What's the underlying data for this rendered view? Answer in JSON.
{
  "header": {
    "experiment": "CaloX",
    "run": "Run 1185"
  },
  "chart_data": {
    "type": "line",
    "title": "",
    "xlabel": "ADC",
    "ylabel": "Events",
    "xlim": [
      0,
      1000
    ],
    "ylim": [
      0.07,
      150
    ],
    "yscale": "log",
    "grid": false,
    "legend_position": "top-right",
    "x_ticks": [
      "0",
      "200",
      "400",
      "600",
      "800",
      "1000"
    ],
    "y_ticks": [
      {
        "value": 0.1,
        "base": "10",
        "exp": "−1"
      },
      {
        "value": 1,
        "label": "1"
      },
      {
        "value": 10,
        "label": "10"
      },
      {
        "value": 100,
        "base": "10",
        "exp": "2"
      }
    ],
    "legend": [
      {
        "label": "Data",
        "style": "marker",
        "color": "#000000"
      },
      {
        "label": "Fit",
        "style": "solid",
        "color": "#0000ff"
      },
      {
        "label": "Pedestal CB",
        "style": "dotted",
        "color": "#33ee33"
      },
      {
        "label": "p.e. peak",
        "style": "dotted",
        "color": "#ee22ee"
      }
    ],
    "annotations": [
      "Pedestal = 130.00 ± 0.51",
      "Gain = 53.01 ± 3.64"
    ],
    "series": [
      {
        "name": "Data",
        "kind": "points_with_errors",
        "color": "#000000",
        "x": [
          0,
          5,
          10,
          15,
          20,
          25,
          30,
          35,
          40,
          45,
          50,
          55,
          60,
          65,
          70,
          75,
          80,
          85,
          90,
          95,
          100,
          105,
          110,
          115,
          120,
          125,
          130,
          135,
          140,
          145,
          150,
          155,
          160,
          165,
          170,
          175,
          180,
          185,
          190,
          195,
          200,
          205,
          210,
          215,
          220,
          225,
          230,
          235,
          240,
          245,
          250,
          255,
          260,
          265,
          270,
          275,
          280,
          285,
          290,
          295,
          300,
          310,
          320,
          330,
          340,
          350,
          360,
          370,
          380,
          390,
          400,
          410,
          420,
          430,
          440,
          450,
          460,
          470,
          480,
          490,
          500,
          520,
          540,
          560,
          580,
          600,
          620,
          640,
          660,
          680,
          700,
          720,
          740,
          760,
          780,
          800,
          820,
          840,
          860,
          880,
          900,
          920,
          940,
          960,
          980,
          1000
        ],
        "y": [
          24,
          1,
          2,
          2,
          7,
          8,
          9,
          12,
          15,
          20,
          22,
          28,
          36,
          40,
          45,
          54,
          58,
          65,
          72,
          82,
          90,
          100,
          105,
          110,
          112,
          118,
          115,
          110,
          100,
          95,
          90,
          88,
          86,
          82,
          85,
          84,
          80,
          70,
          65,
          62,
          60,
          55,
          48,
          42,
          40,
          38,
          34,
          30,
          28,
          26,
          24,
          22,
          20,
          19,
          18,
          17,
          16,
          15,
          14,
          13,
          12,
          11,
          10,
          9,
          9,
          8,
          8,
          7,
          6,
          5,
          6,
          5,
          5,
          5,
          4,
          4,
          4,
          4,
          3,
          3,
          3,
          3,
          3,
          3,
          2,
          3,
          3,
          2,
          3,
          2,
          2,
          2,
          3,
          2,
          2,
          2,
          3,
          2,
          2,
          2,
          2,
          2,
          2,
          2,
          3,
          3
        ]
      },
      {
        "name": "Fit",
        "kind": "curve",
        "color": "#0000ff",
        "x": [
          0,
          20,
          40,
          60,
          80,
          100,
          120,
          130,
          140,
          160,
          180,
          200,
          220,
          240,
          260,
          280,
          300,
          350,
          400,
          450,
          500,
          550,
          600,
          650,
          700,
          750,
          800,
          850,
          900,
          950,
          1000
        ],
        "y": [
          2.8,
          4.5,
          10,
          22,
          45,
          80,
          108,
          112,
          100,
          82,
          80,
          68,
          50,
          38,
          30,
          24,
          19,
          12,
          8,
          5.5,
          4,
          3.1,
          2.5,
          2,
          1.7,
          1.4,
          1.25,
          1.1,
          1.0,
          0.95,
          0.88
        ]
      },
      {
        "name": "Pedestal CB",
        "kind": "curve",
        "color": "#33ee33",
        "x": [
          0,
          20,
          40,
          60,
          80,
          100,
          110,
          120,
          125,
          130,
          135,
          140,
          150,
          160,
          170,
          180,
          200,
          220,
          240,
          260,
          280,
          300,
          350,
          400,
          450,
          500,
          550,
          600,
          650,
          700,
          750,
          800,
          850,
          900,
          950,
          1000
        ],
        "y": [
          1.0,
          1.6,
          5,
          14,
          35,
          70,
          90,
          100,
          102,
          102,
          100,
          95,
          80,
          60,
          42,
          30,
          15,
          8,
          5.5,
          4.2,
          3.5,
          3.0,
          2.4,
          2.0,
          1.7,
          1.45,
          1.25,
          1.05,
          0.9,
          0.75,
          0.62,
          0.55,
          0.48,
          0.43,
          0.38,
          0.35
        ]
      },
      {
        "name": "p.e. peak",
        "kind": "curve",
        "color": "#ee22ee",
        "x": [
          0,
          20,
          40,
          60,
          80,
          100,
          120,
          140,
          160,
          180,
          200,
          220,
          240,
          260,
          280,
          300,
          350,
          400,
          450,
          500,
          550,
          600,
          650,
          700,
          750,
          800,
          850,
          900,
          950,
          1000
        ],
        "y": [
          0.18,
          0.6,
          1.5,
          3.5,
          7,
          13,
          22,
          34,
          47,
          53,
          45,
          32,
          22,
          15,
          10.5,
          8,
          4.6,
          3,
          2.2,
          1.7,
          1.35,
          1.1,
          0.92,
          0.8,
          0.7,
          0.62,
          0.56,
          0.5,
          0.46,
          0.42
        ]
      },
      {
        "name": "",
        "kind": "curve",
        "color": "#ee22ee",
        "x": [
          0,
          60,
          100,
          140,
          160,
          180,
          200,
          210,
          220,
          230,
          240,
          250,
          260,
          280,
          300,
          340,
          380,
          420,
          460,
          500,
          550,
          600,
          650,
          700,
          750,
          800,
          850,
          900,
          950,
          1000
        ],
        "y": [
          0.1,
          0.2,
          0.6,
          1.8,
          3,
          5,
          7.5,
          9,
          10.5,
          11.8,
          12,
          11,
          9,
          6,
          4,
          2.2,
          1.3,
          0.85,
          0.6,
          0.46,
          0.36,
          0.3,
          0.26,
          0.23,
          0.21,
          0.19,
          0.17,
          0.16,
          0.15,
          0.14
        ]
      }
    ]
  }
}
* * *
• **Work required**:
Search the records above for the string "name". Copy every line that contains it.

• **Result for this task**:
        "name": "Data",
        "name": "Fit",
        "name": "Pedestal CB",
        "name": "p.e. peak",
        "name": "",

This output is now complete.